## [Task details]
Examine the entries below, count the lines holding the string "mock", and respond with the number only.

--- Start Raw data ---

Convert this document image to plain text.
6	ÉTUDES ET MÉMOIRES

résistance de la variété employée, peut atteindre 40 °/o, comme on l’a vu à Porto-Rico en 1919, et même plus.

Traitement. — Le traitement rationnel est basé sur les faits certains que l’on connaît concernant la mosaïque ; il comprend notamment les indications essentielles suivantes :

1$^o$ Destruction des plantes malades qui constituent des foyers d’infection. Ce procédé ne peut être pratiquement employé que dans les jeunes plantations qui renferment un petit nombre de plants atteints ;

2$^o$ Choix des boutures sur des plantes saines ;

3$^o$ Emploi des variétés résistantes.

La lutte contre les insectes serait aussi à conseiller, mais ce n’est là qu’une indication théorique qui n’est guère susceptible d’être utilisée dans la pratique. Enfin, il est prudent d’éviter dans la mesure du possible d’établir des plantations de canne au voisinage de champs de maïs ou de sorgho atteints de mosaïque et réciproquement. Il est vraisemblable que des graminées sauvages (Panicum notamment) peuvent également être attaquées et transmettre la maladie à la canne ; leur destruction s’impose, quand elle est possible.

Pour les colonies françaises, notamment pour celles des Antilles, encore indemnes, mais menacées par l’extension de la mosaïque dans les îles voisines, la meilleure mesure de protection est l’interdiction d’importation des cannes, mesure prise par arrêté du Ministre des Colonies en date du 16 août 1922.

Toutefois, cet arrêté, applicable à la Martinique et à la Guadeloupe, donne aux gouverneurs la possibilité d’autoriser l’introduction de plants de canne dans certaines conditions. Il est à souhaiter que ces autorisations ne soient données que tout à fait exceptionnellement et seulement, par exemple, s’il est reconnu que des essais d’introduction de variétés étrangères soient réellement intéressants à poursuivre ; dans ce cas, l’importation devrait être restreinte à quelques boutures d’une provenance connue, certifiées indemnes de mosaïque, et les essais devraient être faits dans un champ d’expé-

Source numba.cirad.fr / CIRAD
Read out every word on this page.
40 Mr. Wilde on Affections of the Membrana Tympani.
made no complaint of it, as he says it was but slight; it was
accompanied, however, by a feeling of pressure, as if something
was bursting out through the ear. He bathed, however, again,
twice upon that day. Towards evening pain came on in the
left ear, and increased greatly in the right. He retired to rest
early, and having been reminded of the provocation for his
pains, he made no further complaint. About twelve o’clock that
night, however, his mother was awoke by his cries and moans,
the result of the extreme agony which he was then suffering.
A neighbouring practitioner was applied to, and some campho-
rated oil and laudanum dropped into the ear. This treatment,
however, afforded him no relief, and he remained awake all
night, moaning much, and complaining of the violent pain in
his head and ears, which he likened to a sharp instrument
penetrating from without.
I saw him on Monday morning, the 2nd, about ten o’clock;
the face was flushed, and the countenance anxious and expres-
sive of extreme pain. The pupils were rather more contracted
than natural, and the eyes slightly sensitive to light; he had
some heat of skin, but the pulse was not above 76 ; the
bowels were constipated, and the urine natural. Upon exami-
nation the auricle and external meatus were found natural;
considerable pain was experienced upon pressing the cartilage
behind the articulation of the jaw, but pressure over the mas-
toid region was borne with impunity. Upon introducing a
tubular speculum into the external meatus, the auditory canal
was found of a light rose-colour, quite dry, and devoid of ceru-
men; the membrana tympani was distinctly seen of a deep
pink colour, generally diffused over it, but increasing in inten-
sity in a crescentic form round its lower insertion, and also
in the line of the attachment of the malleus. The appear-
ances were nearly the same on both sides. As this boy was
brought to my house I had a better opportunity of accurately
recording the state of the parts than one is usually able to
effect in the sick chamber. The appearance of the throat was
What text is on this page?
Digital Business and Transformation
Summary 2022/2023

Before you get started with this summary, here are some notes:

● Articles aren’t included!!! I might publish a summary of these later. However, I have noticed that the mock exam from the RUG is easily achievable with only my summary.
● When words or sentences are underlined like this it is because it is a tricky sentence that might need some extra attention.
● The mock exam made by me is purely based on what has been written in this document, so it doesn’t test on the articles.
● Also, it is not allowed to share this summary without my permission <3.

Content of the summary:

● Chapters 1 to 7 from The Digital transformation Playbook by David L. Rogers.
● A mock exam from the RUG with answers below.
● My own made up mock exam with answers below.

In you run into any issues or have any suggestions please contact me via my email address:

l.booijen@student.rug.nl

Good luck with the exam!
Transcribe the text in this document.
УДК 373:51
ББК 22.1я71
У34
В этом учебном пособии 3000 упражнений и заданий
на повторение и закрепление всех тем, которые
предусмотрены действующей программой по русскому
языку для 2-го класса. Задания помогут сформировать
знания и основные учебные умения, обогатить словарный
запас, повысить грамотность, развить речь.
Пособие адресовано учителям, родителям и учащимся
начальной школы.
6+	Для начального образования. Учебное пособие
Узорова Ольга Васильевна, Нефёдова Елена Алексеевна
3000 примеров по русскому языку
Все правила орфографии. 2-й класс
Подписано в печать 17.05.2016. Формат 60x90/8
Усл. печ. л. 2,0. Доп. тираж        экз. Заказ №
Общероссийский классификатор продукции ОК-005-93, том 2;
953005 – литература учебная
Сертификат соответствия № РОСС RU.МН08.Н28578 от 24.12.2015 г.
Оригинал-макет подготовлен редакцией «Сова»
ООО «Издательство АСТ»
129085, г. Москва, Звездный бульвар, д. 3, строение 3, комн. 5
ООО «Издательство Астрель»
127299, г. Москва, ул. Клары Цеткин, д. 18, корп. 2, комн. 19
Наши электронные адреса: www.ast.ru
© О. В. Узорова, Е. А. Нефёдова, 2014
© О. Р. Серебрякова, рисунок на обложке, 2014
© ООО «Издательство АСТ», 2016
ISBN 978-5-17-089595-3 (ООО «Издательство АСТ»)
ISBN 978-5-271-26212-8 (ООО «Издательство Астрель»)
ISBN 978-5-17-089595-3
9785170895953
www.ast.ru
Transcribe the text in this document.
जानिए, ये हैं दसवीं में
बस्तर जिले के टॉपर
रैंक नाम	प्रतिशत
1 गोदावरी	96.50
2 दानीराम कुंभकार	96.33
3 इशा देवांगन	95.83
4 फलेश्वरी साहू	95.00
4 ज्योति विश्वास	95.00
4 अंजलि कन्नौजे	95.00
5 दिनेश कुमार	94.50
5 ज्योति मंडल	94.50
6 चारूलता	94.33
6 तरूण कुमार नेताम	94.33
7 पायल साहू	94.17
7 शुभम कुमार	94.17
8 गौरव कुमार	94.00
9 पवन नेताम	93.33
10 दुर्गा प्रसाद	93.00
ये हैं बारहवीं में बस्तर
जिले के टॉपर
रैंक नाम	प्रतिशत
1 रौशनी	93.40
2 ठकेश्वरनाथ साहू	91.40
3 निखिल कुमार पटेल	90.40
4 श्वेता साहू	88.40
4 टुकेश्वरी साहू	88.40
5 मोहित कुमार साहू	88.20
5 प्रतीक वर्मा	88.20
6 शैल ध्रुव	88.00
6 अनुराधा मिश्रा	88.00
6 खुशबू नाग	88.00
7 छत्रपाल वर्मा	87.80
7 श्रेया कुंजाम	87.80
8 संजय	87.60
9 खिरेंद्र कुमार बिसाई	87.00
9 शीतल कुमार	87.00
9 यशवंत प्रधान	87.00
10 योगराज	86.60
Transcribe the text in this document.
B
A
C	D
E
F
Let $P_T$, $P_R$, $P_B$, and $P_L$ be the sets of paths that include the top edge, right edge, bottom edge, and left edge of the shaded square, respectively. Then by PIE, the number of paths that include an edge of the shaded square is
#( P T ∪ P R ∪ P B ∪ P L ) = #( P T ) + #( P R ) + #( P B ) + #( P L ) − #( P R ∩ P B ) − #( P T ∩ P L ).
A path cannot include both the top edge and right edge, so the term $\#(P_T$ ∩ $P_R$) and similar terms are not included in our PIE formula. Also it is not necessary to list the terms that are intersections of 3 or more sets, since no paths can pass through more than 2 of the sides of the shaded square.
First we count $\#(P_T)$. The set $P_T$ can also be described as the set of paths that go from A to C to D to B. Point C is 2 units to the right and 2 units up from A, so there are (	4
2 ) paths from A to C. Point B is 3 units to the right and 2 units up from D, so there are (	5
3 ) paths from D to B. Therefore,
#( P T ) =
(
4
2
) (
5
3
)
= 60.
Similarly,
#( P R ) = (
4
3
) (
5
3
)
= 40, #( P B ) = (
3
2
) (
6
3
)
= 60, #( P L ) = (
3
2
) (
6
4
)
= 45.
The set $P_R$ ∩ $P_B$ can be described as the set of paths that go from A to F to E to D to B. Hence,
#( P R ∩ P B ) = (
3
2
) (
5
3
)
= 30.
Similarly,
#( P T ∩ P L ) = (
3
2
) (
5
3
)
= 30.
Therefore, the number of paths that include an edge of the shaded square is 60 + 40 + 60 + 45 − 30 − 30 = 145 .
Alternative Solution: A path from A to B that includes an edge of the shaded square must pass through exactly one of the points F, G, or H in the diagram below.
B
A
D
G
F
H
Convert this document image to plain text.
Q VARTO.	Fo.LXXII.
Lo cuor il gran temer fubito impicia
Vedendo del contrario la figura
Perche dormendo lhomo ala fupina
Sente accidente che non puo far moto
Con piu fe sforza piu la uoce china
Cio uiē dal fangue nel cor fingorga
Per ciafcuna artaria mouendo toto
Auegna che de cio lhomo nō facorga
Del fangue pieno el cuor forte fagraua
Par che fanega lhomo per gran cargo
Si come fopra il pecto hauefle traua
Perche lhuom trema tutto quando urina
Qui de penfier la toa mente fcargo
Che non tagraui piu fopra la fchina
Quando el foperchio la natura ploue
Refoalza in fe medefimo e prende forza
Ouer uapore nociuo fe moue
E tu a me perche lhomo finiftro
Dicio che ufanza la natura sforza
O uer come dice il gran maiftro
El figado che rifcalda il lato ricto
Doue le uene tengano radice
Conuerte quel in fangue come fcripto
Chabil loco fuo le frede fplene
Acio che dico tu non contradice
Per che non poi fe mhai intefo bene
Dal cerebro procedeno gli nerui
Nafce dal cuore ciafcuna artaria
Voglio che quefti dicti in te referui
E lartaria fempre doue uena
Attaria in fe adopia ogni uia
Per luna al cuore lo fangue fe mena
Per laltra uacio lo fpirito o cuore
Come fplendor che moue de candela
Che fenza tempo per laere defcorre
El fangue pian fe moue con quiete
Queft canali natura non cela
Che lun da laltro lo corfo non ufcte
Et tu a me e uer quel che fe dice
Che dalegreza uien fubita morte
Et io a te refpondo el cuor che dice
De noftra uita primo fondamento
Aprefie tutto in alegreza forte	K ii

--- End Raw data ---

## [The solution]
4